Data tied to figure images:
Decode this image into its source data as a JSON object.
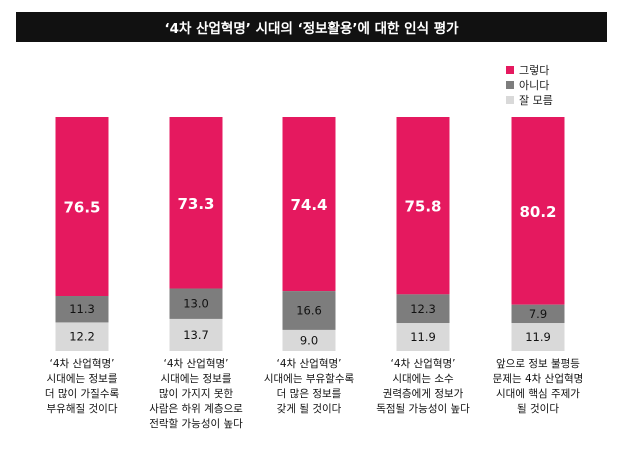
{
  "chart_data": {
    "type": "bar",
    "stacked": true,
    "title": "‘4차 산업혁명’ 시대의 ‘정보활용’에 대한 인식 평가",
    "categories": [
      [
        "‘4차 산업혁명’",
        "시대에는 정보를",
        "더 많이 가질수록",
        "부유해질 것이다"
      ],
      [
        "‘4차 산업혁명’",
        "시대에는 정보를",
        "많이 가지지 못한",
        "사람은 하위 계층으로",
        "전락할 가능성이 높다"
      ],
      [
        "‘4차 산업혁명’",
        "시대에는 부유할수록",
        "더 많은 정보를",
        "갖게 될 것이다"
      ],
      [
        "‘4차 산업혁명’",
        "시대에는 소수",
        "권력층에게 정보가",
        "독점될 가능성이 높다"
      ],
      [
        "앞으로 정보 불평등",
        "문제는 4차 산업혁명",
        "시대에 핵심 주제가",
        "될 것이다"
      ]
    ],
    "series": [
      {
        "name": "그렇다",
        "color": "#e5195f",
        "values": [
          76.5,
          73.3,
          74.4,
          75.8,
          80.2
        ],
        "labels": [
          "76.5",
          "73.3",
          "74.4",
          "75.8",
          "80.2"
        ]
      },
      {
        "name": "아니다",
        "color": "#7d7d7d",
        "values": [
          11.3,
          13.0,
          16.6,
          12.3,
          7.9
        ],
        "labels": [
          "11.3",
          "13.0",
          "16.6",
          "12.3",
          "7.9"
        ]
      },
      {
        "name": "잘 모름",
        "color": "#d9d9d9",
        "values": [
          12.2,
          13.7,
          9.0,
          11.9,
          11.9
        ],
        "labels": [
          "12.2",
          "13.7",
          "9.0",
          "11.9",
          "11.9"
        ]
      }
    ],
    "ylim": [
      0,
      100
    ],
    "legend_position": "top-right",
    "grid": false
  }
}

Your instructions: All records above are to be printed exactly, minus the pictures they contain.

Reply to the exercise:
Decode this image into its source data as a JSON object.
{
  "chart_data": {
    "type": "bar",
    "stacked": true,
    "title": "‘4차 산업혁명’ 시대의 ‘정보활용’에 대한 인식 평가",
    "categories": [
      [
        "‘4차 산업혁명’",
        "시대에는 정보를",
        "더 많이 가질수록",
        "부유해질 것이다"
      ],
      [
        "‘4차 산업혁명’",
        "시대에는 정보를",
        "많이 가지지 못한",
        "사람은 하위 계층으로",
        "전락할 가능성이 높다"
      ],
      [
        "‘4차 산업혁명’",
        "시대에는 부유할수록",
        "더 많은 정보를",
        "갖게 될 것이다"
      ],
      [
        "‘4차 산업혁명’",
        "시대에는 소수",
        "권력층에게 정보가",
        "독점될 가능성이 높다"
      ],
      [
        "앞으로 정보 불평등",
        "문제는 4차 산업혁명",
        "시대에 핵심 주제가",
        "될 것이다"
      ]
    ],
    "series": [
      {
        "name": "그렇다",
        "color": "#e5195f",
        "values": [
          76.5,
          73.3,
          74.4,
          75.8,
          80.2
        ],
        "labels": [
          "76.5",
          "73.3",
          "74.4",
          "75.8",
          "80.2"
        ]
      },
      {
        "name": "아니다",
        "color": "#7d7d7d",
        "values": [
          11.3,
          13.0,
          16.6,
          12.3,
          7.9
        ],
        "labels": [
          "11.3",
          "13.0",
          "16.6",
          "12.3",
          "7.9"
        ]
      },
      {
        "name": "잘 모름",
        "color": "#d9d9d9",
        "values": [
          12.2,
          13.7,
          9.0,
          11.9,
          11.9
        ],
        "labels": [
          "12.2",
          "13.7",
          "9.0",
          "11.9",
          "11.9"
        ]
      }
    ],
    "ylim": [
      0,
      100
    ],
    "legend_position": "top-right",
    "grid": false
  }
}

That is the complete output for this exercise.